(Records)
▼▼▼

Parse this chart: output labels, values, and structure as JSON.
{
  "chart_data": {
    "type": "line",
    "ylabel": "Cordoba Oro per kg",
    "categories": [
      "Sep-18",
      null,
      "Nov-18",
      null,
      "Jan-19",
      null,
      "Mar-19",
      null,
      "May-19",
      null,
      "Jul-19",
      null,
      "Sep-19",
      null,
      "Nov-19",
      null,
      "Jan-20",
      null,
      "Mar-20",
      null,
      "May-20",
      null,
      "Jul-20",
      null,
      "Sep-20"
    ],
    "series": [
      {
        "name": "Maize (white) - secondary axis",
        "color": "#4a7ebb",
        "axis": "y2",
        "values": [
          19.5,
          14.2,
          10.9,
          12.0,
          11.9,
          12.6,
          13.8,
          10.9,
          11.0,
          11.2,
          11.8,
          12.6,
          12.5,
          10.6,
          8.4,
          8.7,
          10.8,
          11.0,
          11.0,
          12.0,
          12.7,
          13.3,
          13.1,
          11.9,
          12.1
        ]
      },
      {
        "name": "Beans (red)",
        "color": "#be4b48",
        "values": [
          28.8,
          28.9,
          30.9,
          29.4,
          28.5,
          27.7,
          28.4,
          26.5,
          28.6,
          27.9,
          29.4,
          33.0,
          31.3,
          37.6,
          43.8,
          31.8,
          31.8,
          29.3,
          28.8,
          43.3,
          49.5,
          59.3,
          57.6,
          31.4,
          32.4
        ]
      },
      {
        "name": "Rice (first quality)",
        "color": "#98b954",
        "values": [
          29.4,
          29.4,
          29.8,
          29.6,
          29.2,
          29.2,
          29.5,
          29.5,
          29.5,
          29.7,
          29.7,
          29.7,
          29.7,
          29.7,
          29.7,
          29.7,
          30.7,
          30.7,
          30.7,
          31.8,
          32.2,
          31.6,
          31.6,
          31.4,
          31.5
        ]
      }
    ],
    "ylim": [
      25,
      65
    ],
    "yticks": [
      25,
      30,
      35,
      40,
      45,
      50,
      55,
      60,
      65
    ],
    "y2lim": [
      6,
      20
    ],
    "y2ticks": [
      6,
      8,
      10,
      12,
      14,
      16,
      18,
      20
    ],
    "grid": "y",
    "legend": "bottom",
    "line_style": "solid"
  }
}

▲▲▲

Return the listing above in full, character for character.

RESULT OF THIS TASK:
Parse this chart: output labels, values, and structure as JSON.
{
  "chart_data": {
    "type": "line",
    "ylabel": "Cordoba Oro per kg",
    "categories": [
      "Sep-18",
      null,
      "Nov-18",
      null,
      "Jan-19",
      null,
      "Mar-19",
      null,
      "May-19",
      null,
      "Jul-19",
      null,
      "Sep-19",
      null,
      "Nov-19",
      null,
      "Jan-20",
      null,
      "Mar-20",
      null,
      "May-20",
      null,
      "Jul-20",
      null,
      "Sep-20"
    ],
    "series": [
      {
        "name": "Maize (white) - secondary axis",
        "color": "#4a7ebb",
        "axis": "y2",
        "values": [
          19.5,
          14.2,
          10.9,
          12.0,
          11.9,
          12.6,
          13.8,
          10.9,
          11.0,
          11.2,
          11.8,
          12.6,
          12.5,
          10.6,
          8.4,
          8.7,
          10.8,
          11.0,
          11.0,
          12.0,
          12.7,
          13.3,
          13.1,
          11.9,
          12.1
        ]
      },
      {
        "name": "Beans (red)",
        "color": "#be4b48",
        "values": [
          28.8,
          28.9,
          30.9,
          29.4,
          28.5,
          27.7,
          28.4,
          26.5,
          28.6,
          27.9,
          29.4,
          33.0,
          31.3,
          37.6,
          43.8,
          31.8,
          31.8,
          29.3,
          28.8,
          43.3,
          49.5,
          59.3,
          57.6,
          31.4,
          32.4
        ]
      },
      {
        "name": "Rice (first quality)",
        "color": "#98b954",
        "values": [
          29.4,
          29.4,
          29.8,
          29.6,
          29.2,
          29.2,
          29.5,
          29.5,
          29.5,
          29.7,
          29.7,
          29.7,
          29.7,
          29.7,
          29.7,
          29.7,
          30.7,
          30.7,
          30.7,
          31.8,
          32.2,
          31.6,
          31.6,
          31.4,
          31.5
        ]
      }
    ],
    "ylim": [
      25,
      65
    ],
    "yticks": [
      25,
      30,
      35,
      40,
      45,
      50,
      55,
      60,
      65
    ],
    "y2lim": [
      6,
      20
    ],
    "y2ticks": [
      6,
      8,
      10,
      12,
      14,
      16,
      18,
      20
    ],
    "grid": "y",
    "legend": "bottom",
    "line_style": "solid"
  }
}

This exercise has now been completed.